| Exercise objective |
Rewrite each listing below, putting "value-tag" wherever "value-badge" appears and leaving everything else untouched.
## Begin
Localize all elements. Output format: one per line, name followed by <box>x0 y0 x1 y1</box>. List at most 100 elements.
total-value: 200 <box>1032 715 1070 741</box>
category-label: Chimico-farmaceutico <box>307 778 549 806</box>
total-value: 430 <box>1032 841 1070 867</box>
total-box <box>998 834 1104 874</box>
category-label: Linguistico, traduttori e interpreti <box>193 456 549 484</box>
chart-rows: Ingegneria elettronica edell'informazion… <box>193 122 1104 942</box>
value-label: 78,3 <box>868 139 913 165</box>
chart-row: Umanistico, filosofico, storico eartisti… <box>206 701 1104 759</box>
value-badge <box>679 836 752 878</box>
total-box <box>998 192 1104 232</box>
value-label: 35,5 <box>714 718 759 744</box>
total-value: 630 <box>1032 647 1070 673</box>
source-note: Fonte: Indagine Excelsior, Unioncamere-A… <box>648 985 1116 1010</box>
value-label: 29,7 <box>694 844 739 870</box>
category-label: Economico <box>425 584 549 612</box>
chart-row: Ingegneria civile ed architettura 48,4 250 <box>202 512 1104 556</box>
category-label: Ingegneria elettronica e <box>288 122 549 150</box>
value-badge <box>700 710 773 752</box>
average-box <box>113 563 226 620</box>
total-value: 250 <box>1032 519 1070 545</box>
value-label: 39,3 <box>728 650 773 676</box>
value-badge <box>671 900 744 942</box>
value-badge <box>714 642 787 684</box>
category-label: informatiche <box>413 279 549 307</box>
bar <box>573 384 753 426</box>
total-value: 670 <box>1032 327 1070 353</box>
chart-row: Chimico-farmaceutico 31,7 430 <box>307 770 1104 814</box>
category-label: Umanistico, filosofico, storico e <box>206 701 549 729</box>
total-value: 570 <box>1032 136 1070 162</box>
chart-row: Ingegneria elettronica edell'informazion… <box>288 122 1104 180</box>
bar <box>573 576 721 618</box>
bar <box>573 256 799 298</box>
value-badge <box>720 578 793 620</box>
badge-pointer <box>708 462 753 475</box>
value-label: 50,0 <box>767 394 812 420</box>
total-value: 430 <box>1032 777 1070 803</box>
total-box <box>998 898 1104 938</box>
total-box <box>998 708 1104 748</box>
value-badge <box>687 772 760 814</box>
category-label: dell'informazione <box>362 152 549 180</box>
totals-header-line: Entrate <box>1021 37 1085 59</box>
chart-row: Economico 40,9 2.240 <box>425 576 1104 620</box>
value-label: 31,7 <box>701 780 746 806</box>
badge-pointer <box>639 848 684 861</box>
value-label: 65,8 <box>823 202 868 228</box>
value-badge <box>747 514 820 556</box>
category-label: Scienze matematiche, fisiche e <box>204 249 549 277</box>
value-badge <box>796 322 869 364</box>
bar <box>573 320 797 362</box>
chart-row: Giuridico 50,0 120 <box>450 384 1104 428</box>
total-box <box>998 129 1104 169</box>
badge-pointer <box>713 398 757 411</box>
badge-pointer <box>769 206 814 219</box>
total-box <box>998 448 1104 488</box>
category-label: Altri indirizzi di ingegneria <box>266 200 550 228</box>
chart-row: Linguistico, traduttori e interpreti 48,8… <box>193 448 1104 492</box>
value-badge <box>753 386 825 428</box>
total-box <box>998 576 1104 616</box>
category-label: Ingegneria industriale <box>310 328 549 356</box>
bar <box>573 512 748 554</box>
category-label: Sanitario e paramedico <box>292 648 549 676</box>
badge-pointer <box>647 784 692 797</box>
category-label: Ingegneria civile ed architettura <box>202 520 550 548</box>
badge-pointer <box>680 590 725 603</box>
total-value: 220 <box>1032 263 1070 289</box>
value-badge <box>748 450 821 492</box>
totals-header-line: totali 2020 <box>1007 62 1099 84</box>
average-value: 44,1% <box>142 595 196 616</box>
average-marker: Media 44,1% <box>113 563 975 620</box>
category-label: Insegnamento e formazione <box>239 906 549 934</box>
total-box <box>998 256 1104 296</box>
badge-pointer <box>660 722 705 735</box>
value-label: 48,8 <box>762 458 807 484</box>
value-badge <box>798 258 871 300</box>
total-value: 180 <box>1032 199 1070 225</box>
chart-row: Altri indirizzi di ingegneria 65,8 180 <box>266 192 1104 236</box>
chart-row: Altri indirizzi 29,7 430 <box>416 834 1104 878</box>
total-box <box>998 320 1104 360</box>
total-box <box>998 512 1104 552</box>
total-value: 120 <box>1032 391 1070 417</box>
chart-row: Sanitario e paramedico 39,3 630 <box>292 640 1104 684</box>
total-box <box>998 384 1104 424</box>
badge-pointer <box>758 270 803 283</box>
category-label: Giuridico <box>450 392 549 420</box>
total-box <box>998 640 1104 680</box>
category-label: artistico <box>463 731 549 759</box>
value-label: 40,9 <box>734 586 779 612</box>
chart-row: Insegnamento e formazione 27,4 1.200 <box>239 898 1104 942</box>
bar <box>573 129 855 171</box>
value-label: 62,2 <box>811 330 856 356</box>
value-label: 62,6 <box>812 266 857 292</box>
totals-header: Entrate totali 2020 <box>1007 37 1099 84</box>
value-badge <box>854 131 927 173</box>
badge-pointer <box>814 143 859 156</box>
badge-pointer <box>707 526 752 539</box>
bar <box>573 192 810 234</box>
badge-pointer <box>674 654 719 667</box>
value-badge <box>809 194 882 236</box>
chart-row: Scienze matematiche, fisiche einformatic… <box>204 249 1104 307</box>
## End
| Exercise answer |
Localize all elements. Output format: one per line, name followed by <box>x0 y0 x1 y1</box>. List at most 100 elements.
total-value: 200 <box>1032 715 1070 741</box>
category-label: Chimico-farmaceutico <box>307 778 549 806</box>
total-value: 430 <box>1032 841 1070 867</box>
total-box <box>998 834 1104 874</box>
category-label: Linguistico, traduttori e interpreti <box>193 456 549 484</box>
chart-rows: Ingegneria elettronica edell'informazion… <box>193 122 1104 942</box>
value-label: 78,3 <box>868 139 913 165</box>
chart-row: Umanistico, filosofico, storico eartisti… <box>206 701 1104 759</box>
value-tag <box>679 836 752 878</box>
total-box <box>998 192 1104 232</box>
value-label: 35,5 <box>714 718 759 744</box>
total-value: 630 <box>1032 647 1070 673</box>
source-note: Fonte: Indagine Excelsior, Unioncamere-A… <box>648 985 1116 1010</box>
value-label: 29,7 <box>694 844 739 870</box>
category-label: Economico <box>425 584 549 612</box>
chart-row: Ingegneria civile ed architettura 48,4 250 <box>202 512 1104 556</box>
category-label: Ingegneria elettronica e <box>288 122 549 150</box>
value-tag <box>700 710 773 752</box>
average-box <box>113 563 226 620</box>
total-value: 250 <box>1032 519 1070 545</box>
value-label: 39,3 <box>728 650 773 676</box>
value-tag <box>671 900 744 942</box>
value-tag <box>714 642 787 684</box>
category-label: informatiche <box>413 279 549 307</box>
bar <box>573 384 753 426</box>
total-value: 670 <box>1032 327 1070 353</box>
chart-row: Chimico-farmaceutico 31,7 430 <box>307 770 1104 814</box>
category-label: Umanistico, filosofico, storico e <box>206 701 549 729</box>
total-value: 570 <box>1032 136 1070 162</box>
chart-row: Ingegneria elettronica edell'informazion… <box>288 122 1104 180</box>
bar <box>573 576 721 618</box>
bar <box>573 256 799 298</box>
value-tag <box>720 578 793 620</box>
badge-pointer <box>708 462 753 475</box>
value-label: 50,0 <box>767 394 812 420</box>
total-value: 430 <box>1032 777 1070 803</box>
total-box <box>998 898 1104 938</box>
total-box <box>998 708 1104 748</box>
value-tag <box>687 772 760 814</box>
category-label: dell'informazione <box>362 152 549 180</box>
totals-header-line: Entrate <box>1021 37 1085 59</box>
chart-row: Economico 40,9 2.240 <box>425 576 1104 620</box>
value-label: 31,7 <box>701 780 746 806</box>
badge-pointer <box>639 848 684 861</box>
value-label: 65,8 <box>823 202 868 228</box>
value-tag <box>747 514 820 556</box>
category-label: Scienze matematiche, fisiche e <box>204 249 549 277</box>
value-tag <box>796 322 869 364</box>
bar <box>573 320 797 362</box>
chart-row: Giuridico 50,0 120 <box>450 384 1104 428</box>
total-box <box>998 129 1104 169</box>
badge-pointer <box>713 398 757 411</box>
badge-pointer <box>769 206 814 219</box>
total-box <box>998 448 1104 488</box>
category-label: Altri indirizzi di ingegneria <box>266 200 550 228</box>
chart-row: Linguistico, traduttori e interpreti 48,8… <box>193 448 1104 492</box>
value-tag <box>753 386 825 428</box>
total-box <box>998 576 1104 616</box>
category-label: Ingegneria industriale <box>310 328 549 356</box>
bar <box>573 512 748 554</box>
category-label: Sanitario e paramedico <box>292 648 549 676</box>
badge-pointer <box>647 784 692 797</box>
category-label: Ingegneria civile ed architettura <box>202 520 550 548</box>
badge-pointer <box>680 590 725 603</box>
total-value: 220 <box>1032 263 1070 289</box>
value-tag <box>748 450 821 492</box>
totals-header-line: totali 2020 <box>1007 62 1099 84</box>
average-value: 44,1% <box>142 595 196 616</box>
average-marker: Media 44,1% <box>113 563 975 620</box>
category-label: Insegnamento e formazione <box>239 906 549 934</box>
total-box <box>998 256 1104 296</box>
badge-pointer <box>660 722 705 735</box>
value-label: 48,8 <box>762 458 807 484</box>
value-tag <box>798 258 871 300</box>
total-value: 180 <box>1032 199 1070 225</box>
chart-row: Altri indirizzi di ingegneria 65,8 180 <box>266 192 1104 236</box>
chart-row: Altri indirizzi 29,7 430 <box>416 834 1104 878</box>
total-box <box>998 320 1104 360</box>
total-box <box>998 512 1104 552</box>
total-value: 120 <box>1032 391 1070 417</box>
chart-row: Sanitario e paramedico 39,3 630 <box>292 640 1104 684</box>
total-box <box>998 384 1104 424</box>
badge-pointer <box>758 270 803 283</box>
category-label: Giuridico <box>450 392 549 420</box>
total-box <box>998 640 1104 680</box>
category-label: artistico <box>463 731 549 759</box>
value-label: 40,9 <box>734 586 779 612</box>
chart-row: Insegnamento e formazione 27,4 1.200 <box>239 898 1104 942</box>
bar <box>573 129 855 171</box>
value-label: 62,2 <box>811 330 856 356</box>
value-label: 62,6 <box>812 266 857 292</box>
totals-header: Entrate totali 2020 <box>1007 37 1099 84</box>
value-tag <box>854 131 927 173</box>
badge-pointer <box>814 143 859 156</box>
badge-pointer <box>707 526 752 539</box>
bar <box>573 192 810 234</box>
badge-pointer <box>674 654 719 667</box>
value-tag <box>809 194 882 236</box>
chart-row: Scienze matematiche, fisiche einformatic… <box>204 249 1104 307</box>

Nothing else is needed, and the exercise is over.